Given instruction. Please reproduce, word for word, the stretch from the start of the records through the line containing "The trailing edge 20 is at (707, 259).", and nothing past it.

Saved entries:
____
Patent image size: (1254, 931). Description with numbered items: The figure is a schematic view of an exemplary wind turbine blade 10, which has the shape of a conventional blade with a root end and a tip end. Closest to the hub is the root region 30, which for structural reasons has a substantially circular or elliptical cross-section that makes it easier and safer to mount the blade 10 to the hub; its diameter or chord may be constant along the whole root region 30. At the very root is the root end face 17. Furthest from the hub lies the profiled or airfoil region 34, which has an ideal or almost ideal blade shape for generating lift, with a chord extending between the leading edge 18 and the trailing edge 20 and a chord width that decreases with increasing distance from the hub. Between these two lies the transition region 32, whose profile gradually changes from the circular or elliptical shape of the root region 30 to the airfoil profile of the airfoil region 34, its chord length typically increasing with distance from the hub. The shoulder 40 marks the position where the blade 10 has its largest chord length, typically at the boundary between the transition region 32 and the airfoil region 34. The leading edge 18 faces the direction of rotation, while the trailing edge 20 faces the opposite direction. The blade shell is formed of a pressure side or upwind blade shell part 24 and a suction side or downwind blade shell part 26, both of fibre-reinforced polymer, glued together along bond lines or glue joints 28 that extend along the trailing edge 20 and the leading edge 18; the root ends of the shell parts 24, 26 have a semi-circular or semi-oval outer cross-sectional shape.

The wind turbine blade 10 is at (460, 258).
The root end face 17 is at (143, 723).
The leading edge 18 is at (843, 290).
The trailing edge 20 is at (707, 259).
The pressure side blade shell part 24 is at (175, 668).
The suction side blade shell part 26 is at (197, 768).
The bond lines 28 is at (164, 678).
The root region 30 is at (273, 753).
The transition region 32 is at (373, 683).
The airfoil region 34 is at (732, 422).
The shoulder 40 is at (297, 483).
____
Response for this exercise.
Patent image size: (1254, 931). Description with numbered items: The figure is a schematic view of an exemplary wind turbine blade 10, which has the shape of a conventional blade with a root end and a tip end. Closest to the hub is the root region 30, which for structural reasons has a substantially circular or elliptical cross-section that makes it easier and safer to mount the blade 10 to the hub; its diameter or chord may be constant along the whole root region 30. At the very root is the root end face 17. Furthest from the hub lies the profiled or airfoil region 34, which has an ideal or almost ideal blade shape for generating lift, with a chord extending between the leading edge 18 and the trailing edge 20 and a chord width that decreases with increasing distance from the hub. Between these two lies the transition region 32, whose profile gradually changes from the circular or elliptical shape of the root region 30 to the airfoil profile of the airfoil region 34, its chord length typically increasing with distance from the hub. The shoulder 40 marks the position where the blade 10 has its largest chord length, typically at the boundary between the transition region 32 and the airfoil region 34. The leading edge 18 faces the direction of rotation, while the trailing edge 20 faces the opposite direction. The blade shell is formed of a pressure side or upwind blade shell part 24 and a suction side or downwind blade shell part 26, both of fibre-reinforced polymer, glued together along bond lines or glue joints 28 that extend along the trailing edge 20 and the leading edge 18; the root ends of the shell parts 24, 26 have a semi-circular or semi-oval outer cross-sectional shape.

The wind turbine blade 10 is at (460, 258).
The root end face 17 is at (143, 723).
The leading edge 18 is at (843, 290).
The trailing edge 20 is at (707, 259).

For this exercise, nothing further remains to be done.